── SOURCE RECORDS ──

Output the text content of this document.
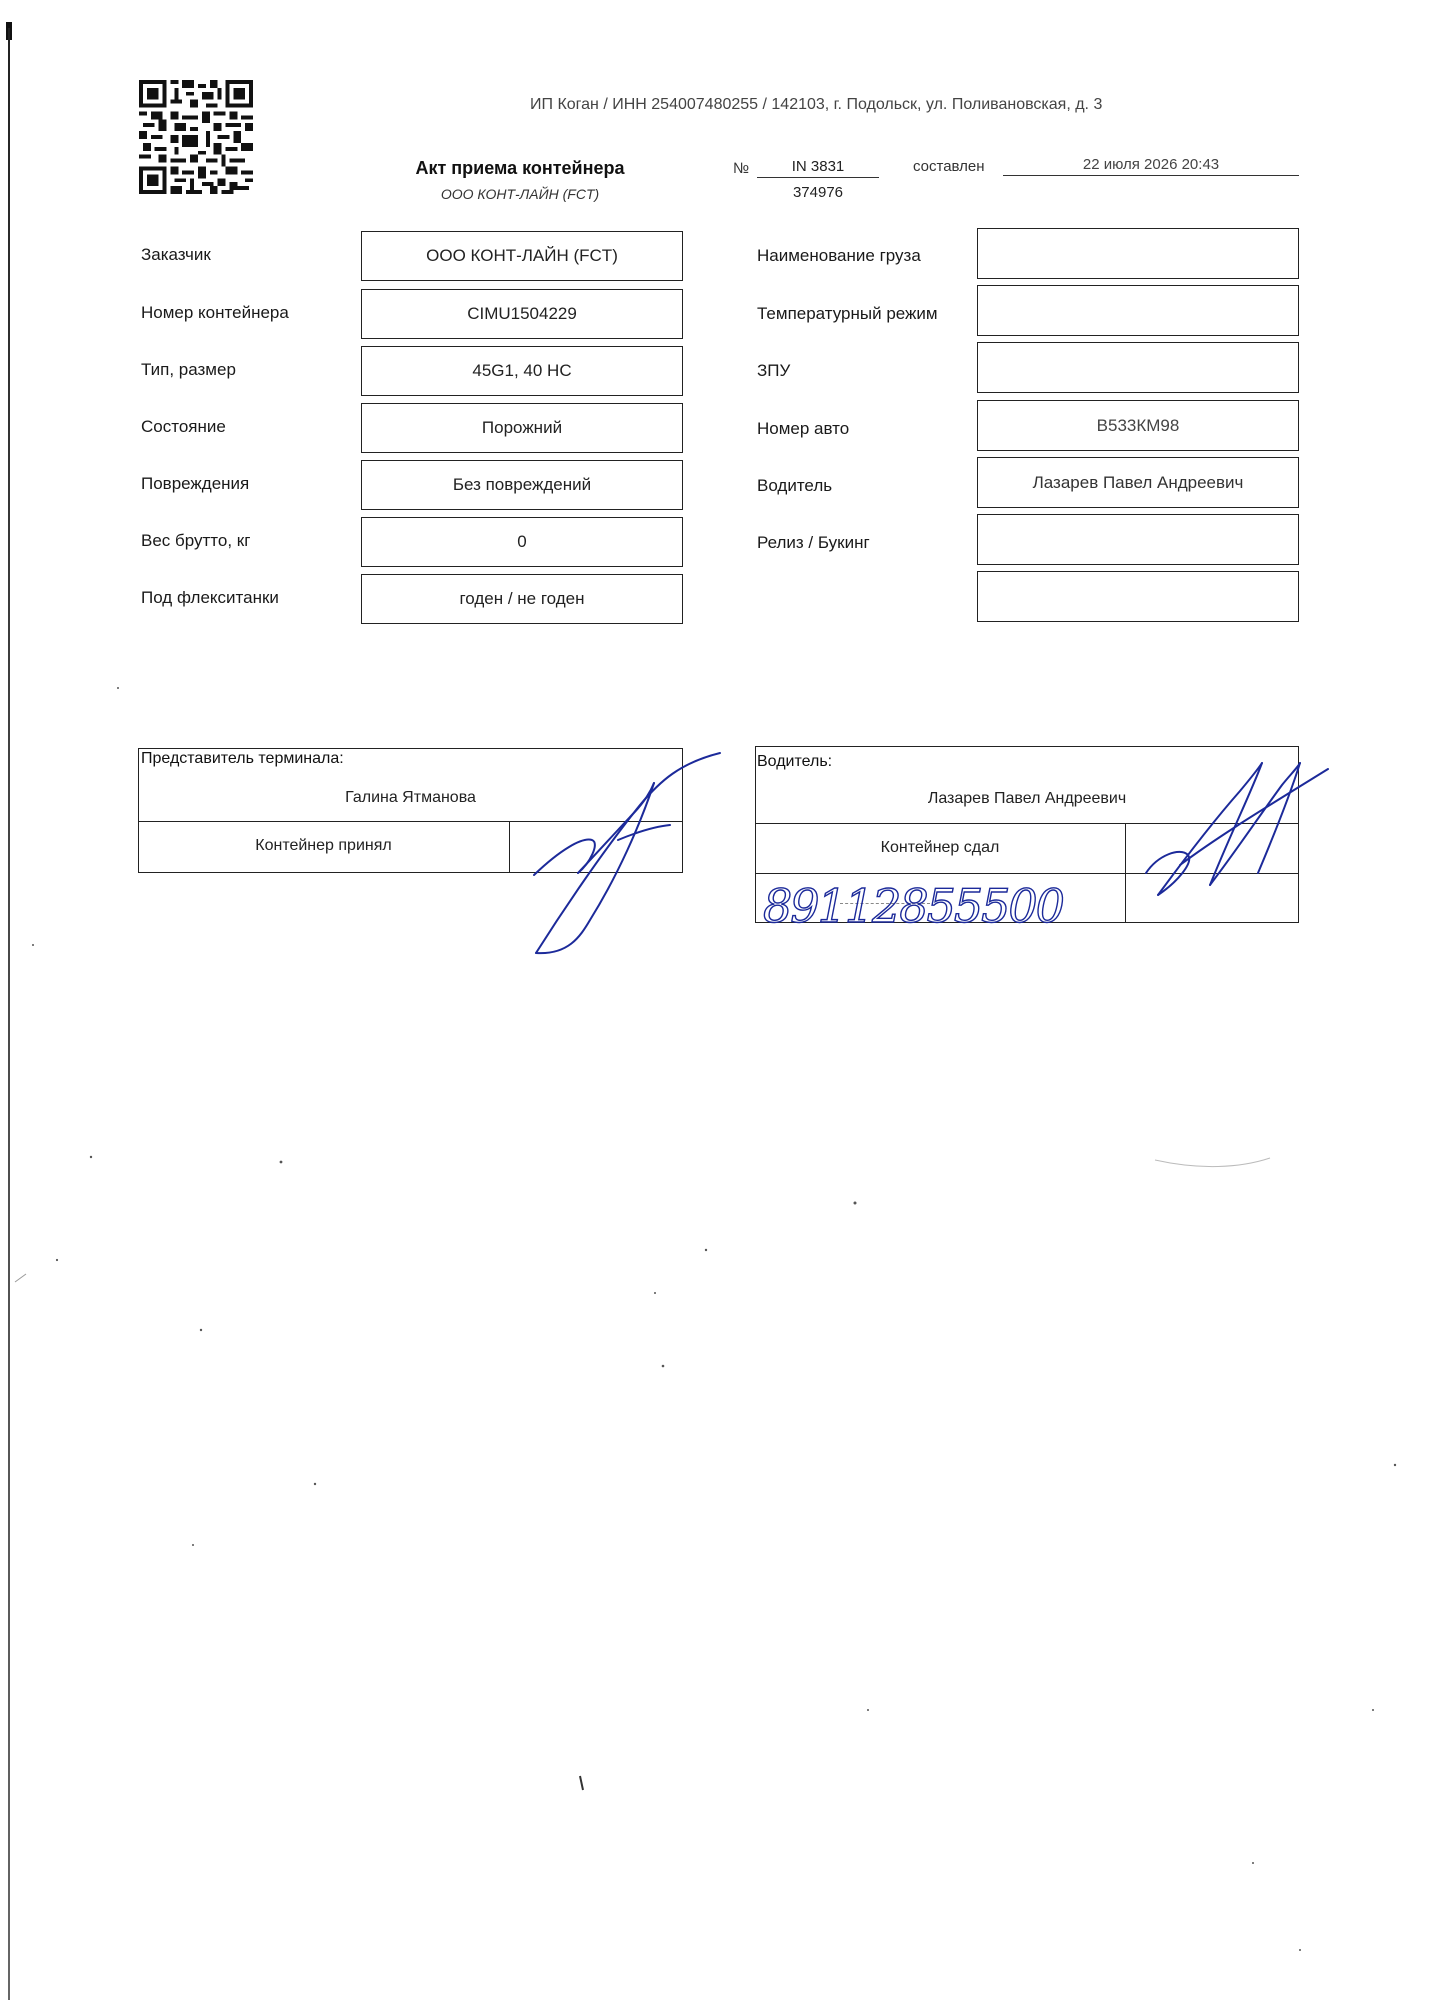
ИП Коган / ИНН 254007480255 / 142103, г. Подольск, ул. Поливановская, д. 3
Акт приема контейнера
ООО КОНТ-ЛАЙН (FCT)
№	IN 3831
374976
составлен	22 июля 2026 20:43
Заказчик	ООО КОНТ-ЛАЙН (FCT)
Номер контейнера	CIMU1504229
Тип, размер	45G1, 40 HC
Состояние	Порожний
Повреждения	Без повреждений
Вес брутто, кг	0
Под флекситанки	годен / не годен
Наименование груза
Температурный режим
ЗПУ
Номер авто	В533КМ98
Водитель	Лазарев Павел Андреевич
Релиз / Букинг
Представитель терминала:
Галина Ятманова
Контейнер принял
Водитель:
Лазарев Павел Андреевич
Контейнер сдал
89112855500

───

Could you reproduce every record above exactly, leaving out the pictures?

» **ANSWER FOR THE TASK**
Output the text content of this document.
ИП Коган / ИНН 254007480255 / 142103, г. Подольск, ул. Поливановская, д. 3
Акт приема контейнера
ООО КОНТ-ЛАЙН (FCT)
№	IN 3831
374976
составлен	22 июля 2026 20:43
Заказчик	ООО КОНТ-ЛАЙН (FCT)
Номер контейнера	CIMU1504229
Тип, размер	45G1, 40 HC
Состояние	Порожний
Повреждения	Без повреждений
Вес брутто, кг	0
Под флекситанки	годен / не годен
Наименование груза
Температурный режим
ЗПУ
Номер авто	В533КМ98
Водитель	Лазарев Павел Андреевич
Релиз / Букинг
Представитель терминала:
Галина Ятманова
Контейнер принял
Водитель:
Лазарев Павел Андреевич
Контейнер сдал
89112855500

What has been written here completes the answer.